(STUDY TEXT begins)

Association Between IVUS Findings and Adverse Outcomes in Coronary Artery Disease (VIVA Study)
Patrick A Calvert, Daniel R Obaid, Martin R Bennett · Prospective cohort study
BlueRipple Assessment
The dream of “vulnerable plaque” imaging is to spot the specific lesions destined to rupture before they cause a heart attack. The VIVA study tested whether intravascular ultrasound with virtual histology could do that.
Using VH-IVUS to image coronary arteries in 170 patients, the investigators identified features that were significantly associated with later major adverse cardiac events: thin-capped fibroatheromas (the classic rupture-prone plaque), a heavy plaque burden exceeding 70 percent, and a small minimum luminal area. Plaques and patients carrying these features were at measurably higher risk.
The finding is encouraging in principle but limited in practice. The associations were statistically significant yet modest in their ability to pinpoint which individual plaque would cause trouble, and the imaging is invasive. It advanced the science of plaque characterization without delivering a tool ready to redirect routine care.
We rate the evidence moderate-to-strong. As a prospective study with adjudicated outcomes it is solid, but its small size and surrogate-heavy approach keep “vulnerable plaque” detection a research pursuit more than a clinical practice.
The original source
Calvert PA, Obaid DR, O'Sullivan M, Shapiro LM, McNab D, Densem CG, et al. Association between IVUS findings and adverse outcomes in patients with coronary artery disease: the VIVA (VH-IVUS in Vulnerable Atherosclerosis) study. JACC Cardiovasc Imaging. 2011;4(8):894-901.

(STUDY TEXT ends)

List the plaque features that the VIVA study summary above reports as significantly associated with later major adverse cardiac events.

(AVAILABLE DATA begins)

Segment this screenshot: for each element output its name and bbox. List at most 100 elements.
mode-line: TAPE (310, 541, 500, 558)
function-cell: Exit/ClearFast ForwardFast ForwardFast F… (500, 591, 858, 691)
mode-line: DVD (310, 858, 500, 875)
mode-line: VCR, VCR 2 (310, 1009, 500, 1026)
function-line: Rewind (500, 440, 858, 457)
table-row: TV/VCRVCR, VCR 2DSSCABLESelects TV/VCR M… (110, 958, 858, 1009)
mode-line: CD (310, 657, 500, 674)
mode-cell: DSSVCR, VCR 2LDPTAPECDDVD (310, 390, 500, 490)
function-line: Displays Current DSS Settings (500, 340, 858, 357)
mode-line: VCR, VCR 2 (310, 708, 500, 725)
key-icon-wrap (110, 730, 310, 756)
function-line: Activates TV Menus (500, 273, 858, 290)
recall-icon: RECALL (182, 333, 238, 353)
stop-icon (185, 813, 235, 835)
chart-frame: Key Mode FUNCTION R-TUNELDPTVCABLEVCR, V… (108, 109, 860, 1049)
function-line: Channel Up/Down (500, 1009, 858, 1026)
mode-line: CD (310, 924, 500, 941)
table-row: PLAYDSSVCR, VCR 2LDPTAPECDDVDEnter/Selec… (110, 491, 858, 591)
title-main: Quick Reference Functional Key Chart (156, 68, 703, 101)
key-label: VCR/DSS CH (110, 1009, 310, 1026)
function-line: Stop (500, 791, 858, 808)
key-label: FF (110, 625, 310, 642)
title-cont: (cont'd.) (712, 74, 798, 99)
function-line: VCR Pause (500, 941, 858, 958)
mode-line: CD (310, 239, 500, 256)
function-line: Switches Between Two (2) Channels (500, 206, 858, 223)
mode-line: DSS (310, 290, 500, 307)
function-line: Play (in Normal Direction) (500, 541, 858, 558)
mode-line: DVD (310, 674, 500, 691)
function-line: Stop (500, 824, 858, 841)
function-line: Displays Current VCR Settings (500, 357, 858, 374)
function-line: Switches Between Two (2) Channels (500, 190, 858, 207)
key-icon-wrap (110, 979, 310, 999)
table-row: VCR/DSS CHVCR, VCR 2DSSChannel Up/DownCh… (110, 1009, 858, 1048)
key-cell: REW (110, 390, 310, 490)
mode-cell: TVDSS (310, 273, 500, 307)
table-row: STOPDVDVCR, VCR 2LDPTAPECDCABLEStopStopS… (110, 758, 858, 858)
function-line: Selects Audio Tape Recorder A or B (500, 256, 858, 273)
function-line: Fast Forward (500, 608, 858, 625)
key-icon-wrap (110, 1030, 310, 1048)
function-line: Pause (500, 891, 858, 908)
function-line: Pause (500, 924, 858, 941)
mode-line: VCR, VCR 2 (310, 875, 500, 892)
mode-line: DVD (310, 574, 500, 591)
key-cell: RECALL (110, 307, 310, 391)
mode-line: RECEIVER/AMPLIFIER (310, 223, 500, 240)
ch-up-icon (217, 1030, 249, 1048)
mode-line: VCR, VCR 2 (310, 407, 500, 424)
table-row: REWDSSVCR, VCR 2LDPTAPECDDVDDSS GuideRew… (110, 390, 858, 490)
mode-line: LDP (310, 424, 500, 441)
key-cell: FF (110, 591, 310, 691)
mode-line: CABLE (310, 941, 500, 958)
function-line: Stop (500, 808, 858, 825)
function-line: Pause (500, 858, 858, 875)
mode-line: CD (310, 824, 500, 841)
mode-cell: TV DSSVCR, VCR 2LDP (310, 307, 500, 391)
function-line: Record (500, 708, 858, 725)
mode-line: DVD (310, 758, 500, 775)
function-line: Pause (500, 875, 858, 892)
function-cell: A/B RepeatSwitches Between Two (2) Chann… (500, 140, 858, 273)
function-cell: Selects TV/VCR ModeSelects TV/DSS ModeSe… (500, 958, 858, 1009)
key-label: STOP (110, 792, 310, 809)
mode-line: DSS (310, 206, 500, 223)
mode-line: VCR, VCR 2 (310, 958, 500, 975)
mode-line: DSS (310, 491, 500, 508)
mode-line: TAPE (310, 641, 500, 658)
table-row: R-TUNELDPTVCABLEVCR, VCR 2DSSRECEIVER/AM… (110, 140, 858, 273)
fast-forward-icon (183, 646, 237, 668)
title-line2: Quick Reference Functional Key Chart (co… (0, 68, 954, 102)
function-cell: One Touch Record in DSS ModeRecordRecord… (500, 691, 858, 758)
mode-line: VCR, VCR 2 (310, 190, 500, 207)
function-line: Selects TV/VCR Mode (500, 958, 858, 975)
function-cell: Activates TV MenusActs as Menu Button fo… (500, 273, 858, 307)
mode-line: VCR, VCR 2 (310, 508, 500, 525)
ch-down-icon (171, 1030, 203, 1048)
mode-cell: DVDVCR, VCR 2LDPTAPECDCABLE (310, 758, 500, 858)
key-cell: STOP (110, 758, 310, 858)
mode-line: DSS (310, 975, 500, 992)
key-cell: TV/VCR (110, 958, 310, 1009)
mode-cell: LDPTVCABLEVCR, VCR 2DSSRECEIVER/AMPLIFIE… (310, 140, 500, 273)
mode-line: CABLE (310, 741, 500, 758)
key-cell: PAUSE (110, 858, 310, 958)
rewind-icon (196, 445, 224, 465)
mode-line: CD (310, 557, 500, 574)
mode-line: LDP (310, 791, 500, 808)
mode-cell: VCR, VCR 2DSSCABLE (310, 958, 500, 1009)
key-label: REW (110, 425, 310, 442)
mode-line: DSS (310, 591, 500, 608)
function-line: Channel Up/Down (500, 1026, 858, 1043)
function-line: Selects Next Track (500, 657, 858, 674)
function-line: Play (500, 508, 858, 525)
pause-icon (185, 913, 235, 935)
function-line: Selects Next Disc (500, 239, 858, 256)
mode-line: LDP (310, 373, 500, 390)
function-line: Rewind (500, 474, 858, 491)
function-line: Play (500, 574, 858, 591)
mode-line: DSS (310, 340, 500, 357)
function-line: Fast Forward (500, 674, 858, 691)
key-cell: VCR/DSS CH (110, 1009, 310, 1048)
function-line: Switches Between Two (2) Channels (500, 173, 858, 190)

(AVAILABLE DATA ends)

RESPONSE AREA:
- Thin-capped fibroatheromas
- Plaque burden exceeding 70 percent
- Small minimum luminal area